*SHORT TASK*
Restate the data exactly as given and keep the pictures out.

——

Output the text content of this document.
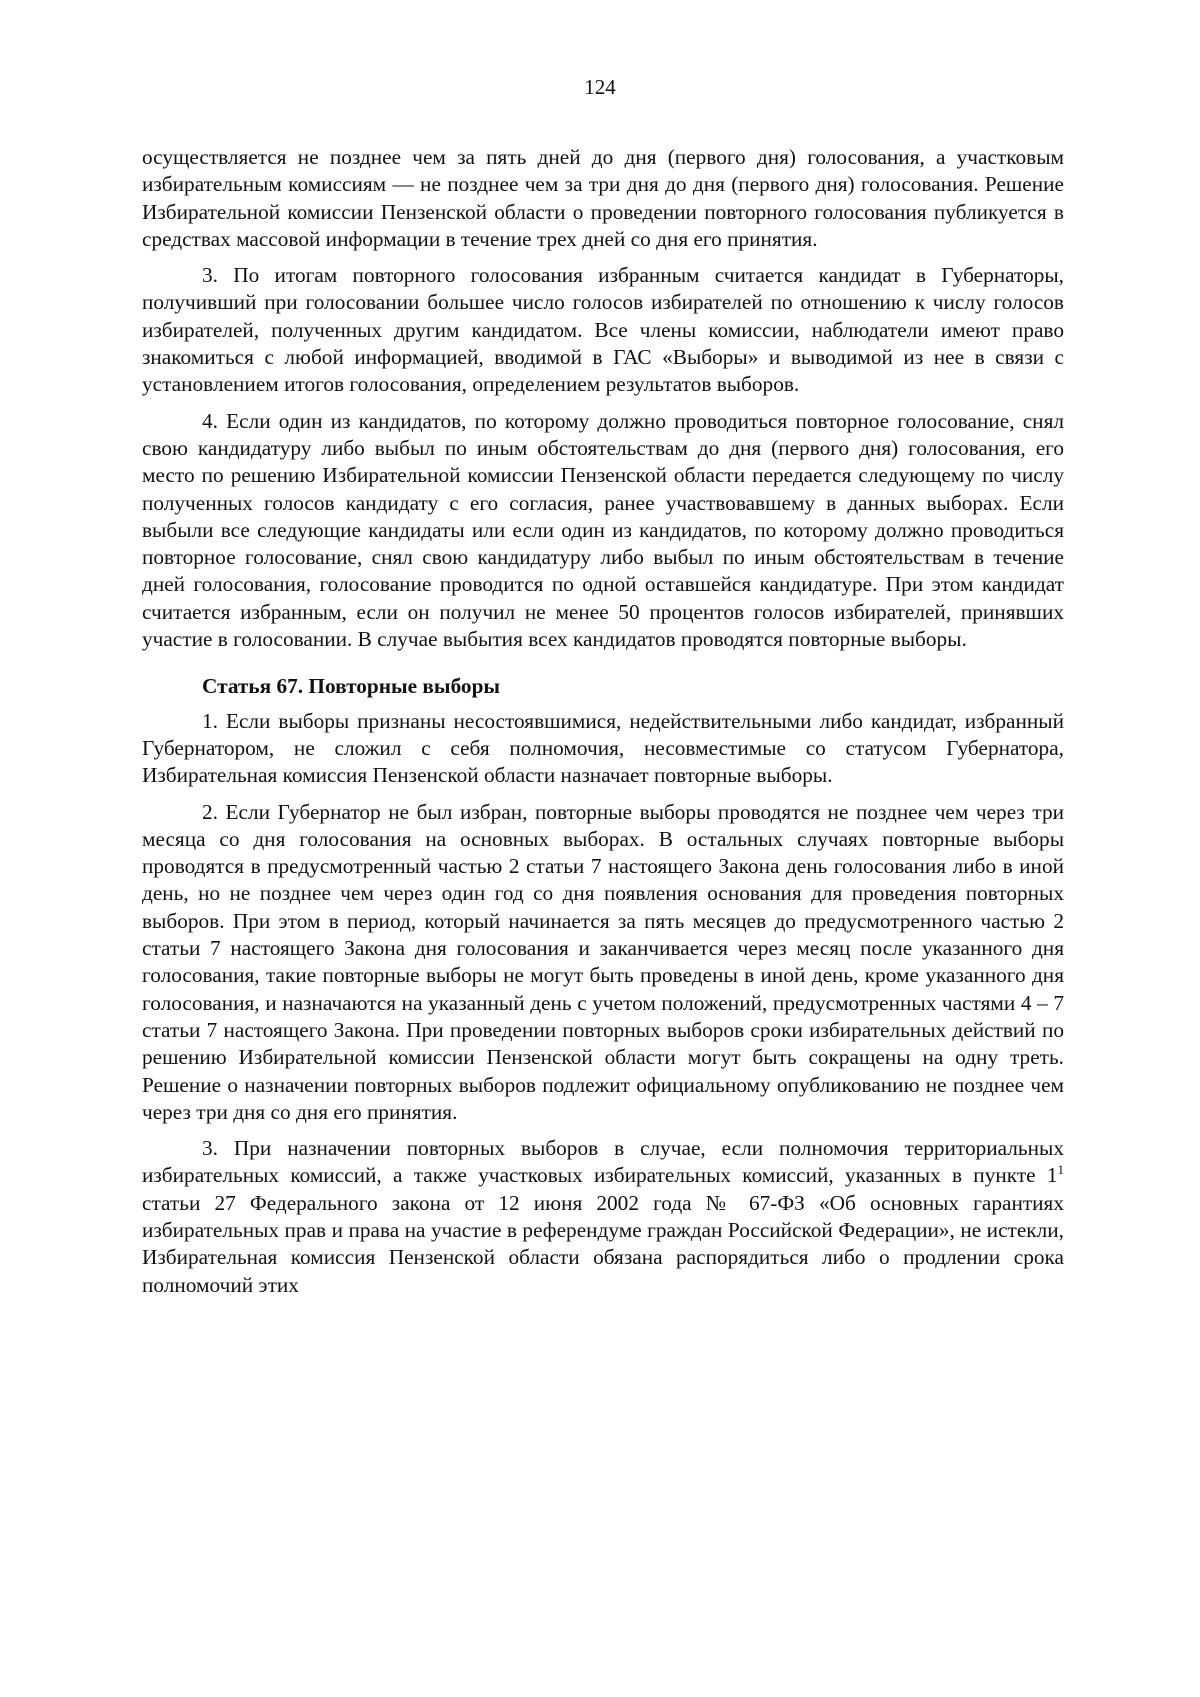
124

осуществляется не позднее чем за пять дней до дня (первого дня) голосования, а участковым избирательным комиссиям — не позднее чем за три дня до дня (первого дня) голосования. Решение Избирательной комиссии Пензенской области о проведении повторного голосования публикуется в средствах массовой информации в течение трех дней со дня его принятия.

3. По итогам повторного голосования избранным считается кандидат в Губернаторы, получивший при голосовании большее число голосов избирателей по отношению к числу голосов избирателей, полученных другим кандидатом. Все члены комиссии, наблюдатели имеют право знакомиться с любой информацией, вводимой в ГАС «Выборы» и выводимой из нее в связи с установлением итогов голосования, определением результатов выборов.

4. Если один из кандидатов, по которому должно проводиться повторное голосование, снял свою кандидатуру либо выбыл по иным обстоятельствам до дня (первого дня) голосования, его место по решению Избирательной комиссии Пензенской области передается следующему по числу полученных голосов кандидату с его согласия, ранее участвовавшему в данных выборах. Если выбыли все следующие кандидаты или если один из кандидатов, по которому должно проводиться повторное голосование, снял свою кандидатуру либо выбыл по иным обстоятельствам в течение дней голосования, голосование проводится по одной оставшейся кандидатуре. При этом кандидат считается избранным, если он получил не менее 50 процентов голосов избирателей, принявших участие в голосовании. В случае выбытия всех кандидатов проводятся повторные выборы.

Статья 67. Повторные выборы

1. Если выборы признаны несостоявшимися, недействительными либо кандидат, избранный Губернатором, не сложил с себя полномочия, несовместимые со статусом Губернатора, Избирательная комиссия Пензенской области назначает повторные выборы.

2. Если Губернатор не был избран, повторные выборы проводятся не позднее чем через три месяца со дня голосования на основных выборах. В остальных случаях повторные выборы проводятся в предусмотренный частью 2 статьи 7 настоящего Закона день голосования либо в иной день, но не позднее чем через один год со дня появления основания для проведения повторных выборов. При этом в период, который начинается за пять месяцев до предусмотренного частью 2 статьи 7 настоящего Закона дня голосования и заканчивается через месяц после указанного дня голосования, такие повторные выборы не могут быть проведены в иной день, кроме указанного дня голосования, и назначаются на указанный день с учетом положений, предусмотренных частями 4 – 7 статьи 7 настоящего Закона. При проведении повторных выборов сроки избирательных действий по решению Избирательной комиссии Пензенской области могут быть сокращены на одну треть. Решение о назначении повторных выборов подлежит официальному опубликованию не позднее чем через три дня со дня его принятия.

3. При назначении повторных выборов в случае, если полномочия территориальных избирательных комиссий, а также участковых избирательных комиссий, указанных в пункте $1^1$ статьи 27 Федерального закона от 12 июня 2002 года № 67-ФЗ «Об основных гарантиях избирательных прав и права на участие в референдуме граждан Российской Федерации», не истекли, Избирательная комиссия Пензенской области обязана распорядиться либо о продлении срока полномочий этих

——

*THE COMPLETED TASK*
Output the text content of this document.
124

осуществляется не позднее чем за пять дней до дня (первого дня) голосования, а участковым избирательным комиссиям — не позднее чем за три дня до дня (первого дня) голосования. Решение Избирательной комиссии Пензенской области о проведении повторного голосования публикуется в средствах массовой информации в течение трех дней со дня его принятия.

3. По итогам повторного голосования избранным считается кандидат в Губернаторы, получивший при голосовании большее число голосов избирателей по отношению к числу голосов избирателей, полученных другим кандидатом. Все члены комиссии, наблюдатели имеют право знакомиться с любой информацией, вводимой в ГАС «Выборы» и выводимой из нее в связи с установлением итогов голосования, определением результатов выборов.

4. Если один из кандидатов, по которому должно проводиться повторное голосование, снял свою кандидатуру либо выбыл по иным обстоятельствам до дня (первого дня) голосования, его место по решению Избирательной комиссии Пензенской области передается следующему по числу полученных голосов кандидату с его согласия, ранее участвовавшему в данных выборах. Если выбыли все следующие кандидаты или если один из кандидатов, по которому должно проводиться повторное голосование, снял свою кандидатуру либо выбыл по иным обстоятельствам в течение дней голосования, голосование проводится по одной оставшейся кандидатуре. При этом кандидат считается избранным, если он получил не менее 50 процентов голосов избирателей, принявших участие в голосовании. В случае выбытия всех кандидатов проводятся повторные выборы.

Статья 67. Повторные выборы

1. Если выборы признаны несостоявшимися, недействительными либо кандидат, избранный Губернатором, не сложил с себя полномочия, несовместимые со статусом Губернатора, Избирательная комиссия Пензенской области назначает повторные выборы.

2. Если Губернатор не был избран, повторные выборы проводятся не позднее чем через три месяца со дня голосования на основных выборах. В остальных случаях повторные выборы проводятся в предусмотренный частью 2 статьи 7 настоящего Закона день голосования либо в иной день, но не позднее чем через один год со дня появления основания для проведения повторных выборов. При этом в период, который начинается за пять месяцев до предусмотренного частью 2 статьи 7 настоящего Закона дня голосования и заканчивается через месяц после указанного дня голосования, такие повторные выборы не могут быть проведены в иной день, кроме указанного дня голосования, и назначаются на указанный день с учетом положений, предусмотренных частями 4 – 7 статьи 7 настоящего Закона. При проведении повторных выборов сроки избирательных действий по решению Избирательной комиссии Пензенской области могут быть сокращены на одну треть. Решение о назначении повторных выборов подлежит официальному опубликованию не позднее чем через три дня со дня его принятия.

3. При назначении повторных выборов в случае, если полномочия территориальных избирательных комиссий, а также участковых избирательных комиссий, указанных в пункте $1^1$ статьи 27 Федерального закона от 12 июня 2002 года № 67-ФЗ «Об основных гарантиях избирательных прав и права на участие в референдуме граждан Российской Федерации», не истекли, Избирательная комиссия Пензенской области обязана распорядиться либо о продлении срока полномочий этих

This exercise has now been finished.